*Texto de la página*:
>>>
Los fugaces flashbacks a la infancia, ofrecidos como cápsulas de recuerdos sensoriales en la memoria del joven, ejercen asimismo una poderosa fascinación visual. Son fragmentos festivos a los que Dolan añade el tono celebratorio de música tecno-pop de los noventa (O-Zone, Moby), mientras que el presente es sombrío y melancólico, como un nocturno de piano. Dolan tiene un gran talento para las imágenes inventivas, seguramente en su interior hay un genuino inventor de formas cinematográficas (lo ha demostrado repetidamente), pero el impacto de la estética barroca y videoclipera que caracteriza su discurso visual asfixia por completo la consistencia dramática de la obra, el retrato de las relaciones no encuentra aire para respirar, los actores también buscan el modo de hacerse ver y escuchar en la fanfarria de cortes y transiciones. Entendemos perfectamente lo que quiere contarnos, y hasta de qué manera quiere hacerlo, pero una historia de secretos y susurros no puede contarse a gritos.
<<<
*Filas mostradas*:
>>>
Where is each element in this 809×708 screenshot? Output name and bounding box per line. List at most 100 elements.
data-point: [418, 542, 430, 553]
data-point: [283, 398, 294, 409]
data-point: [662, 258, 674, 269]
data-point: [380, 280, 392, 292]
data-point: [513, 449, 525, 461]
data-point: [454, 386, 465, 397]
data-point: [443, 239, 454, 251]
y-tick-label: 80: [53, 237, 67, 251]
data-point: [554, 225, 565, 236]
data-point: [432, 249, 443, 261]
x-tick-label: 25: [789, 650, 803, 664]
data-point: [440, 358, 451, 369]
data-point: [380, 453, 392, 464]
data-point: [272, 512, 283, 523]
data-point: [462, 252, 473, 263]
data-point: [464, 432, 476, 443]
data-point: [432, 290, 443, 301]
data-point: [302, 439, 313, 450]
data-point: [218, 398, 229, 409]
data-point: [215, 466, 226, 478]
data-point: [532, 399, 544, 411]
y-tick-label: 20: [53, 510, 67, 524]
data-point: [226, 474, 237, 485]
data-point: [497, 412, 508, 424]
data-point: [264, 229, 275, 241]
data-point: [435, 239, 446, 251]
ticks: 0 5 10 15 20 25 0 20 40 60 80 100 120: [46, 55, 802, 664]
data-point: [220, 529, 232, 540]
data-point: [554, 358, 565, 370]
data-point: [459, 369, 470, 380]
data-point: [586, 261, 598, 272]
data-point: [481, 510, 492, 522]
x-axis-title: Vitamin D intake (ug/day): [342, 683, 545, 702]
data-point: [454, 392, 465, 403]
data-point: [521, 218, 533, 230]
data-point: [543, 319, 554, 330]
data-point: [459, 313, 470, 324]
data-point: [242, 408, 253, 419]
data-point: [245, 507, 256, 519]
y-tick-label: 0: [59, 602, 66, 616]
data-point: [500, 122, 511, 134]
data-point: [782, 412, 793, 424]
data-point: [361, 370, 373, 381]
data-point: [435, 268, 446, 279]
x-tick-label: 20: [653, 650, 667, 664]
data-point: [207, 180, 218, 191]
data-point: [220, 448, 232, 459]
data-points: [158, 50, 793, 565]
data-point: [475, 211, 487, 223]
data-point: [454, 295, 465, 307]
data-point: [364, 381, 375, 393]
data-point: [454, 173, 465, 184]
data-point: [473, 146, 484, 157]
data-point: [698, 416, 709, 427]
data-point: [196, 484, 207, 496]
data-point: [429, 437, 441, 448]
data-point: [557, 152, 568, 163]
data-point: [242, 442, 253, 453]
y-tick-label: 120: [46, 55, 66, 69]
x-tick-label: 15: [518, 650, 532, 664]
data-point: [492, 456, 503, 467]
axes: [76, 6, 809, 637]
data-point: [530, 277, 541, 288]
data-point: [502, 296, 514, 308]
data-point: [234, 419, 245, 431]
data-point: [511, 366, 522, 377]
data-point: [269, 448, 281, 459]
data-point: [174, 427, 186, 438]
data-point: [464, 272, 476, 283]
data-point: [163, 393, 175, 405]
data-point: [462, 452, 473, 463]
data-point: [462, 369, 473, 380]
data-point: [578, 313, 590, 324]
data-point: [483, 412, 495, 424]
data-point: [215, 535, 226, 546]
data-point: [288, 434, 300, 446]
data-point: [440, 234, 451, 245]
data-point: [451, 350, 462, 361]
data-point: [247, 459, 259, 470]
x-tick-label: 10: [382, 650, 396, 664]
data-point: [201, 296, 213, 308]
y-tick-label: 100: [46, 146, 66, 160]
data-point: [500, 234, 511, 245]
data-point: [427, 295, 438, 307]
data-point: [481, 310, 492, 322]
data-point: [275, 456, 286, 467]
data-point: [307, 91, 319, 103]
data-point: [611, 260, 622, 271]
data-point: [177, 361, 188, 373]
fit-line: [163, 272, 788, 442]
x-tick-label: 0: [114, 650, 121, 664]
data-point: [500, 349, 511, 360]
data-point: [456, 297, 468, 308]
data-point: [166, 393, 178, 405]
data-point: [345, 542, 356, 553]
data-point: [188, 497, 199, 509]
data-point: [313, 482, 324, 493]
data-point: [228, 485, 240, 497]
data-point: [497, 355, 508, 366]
<<<
*Instrucciones de trabajo*:
[A] Indica si cada afirmación coincide con el texto sobre la película de Dolan y respalda cada respuesta, sí o no, con las palabras decisivas del texto citadas literalmente: (i) los flashbacks a la infancia llevan música tecno-pop de los noventa; (ii) el presente de la obra se describe como festivo; (iii) el texto afirma que no se entiende lo que Dolan quiere contar.
[B] Prolonga el texto sobre la película de Dolan a partir de su última oración.

*Respuestas por tarea*:
[A]
(i) Sí: «Son fragmentos festivos a los que Dolan añade el tono celebratorio de música tecno-pop de los noventa (O-Zone, Moby)».
(ii) No: «el presente es sombrío y melancólico, como un nocturno de piano».
(iii) No: «Entendemos perfectamente lo que quiere contarnos, y hasta de qué manera quiere hacerlo».

[B]
Una imagen de Bacalaureat de Cristian Mungiu

El rumano Cristian Mungiu, poseedor de la Palma de Oro por 4 meses, 3 semanas y dos días, opta por segunda vez al premio con Bacalaureat. Aun siendo una propuesta más que sólida, tejida con puntadas finas, este nuevo retrato de la Rumanía contemporánea con la lupa puesta en la institución familiar no escala las alturas expresivas -tanto dramática como cinematográficamente- de la obra con la que su compatriota Cristi Puiu también compite este año, Sieranevada. Vuelca de nuevo Mungiu un innegable dominio del ritmo de la narración, sobre todo en la construcción de un suspense cotidiano que aporta esa conocida sensación de que la película va acumulando acontecimientos sin que parezca recorrer una trama, aunque por supuesto la recorra. Pero si el conjunto de sus anteriores propuestas se revelaba casi al final, aquí se hace obvio mucho antes, y además deja varios flecos sueltos. La fórmula queda al descubierto.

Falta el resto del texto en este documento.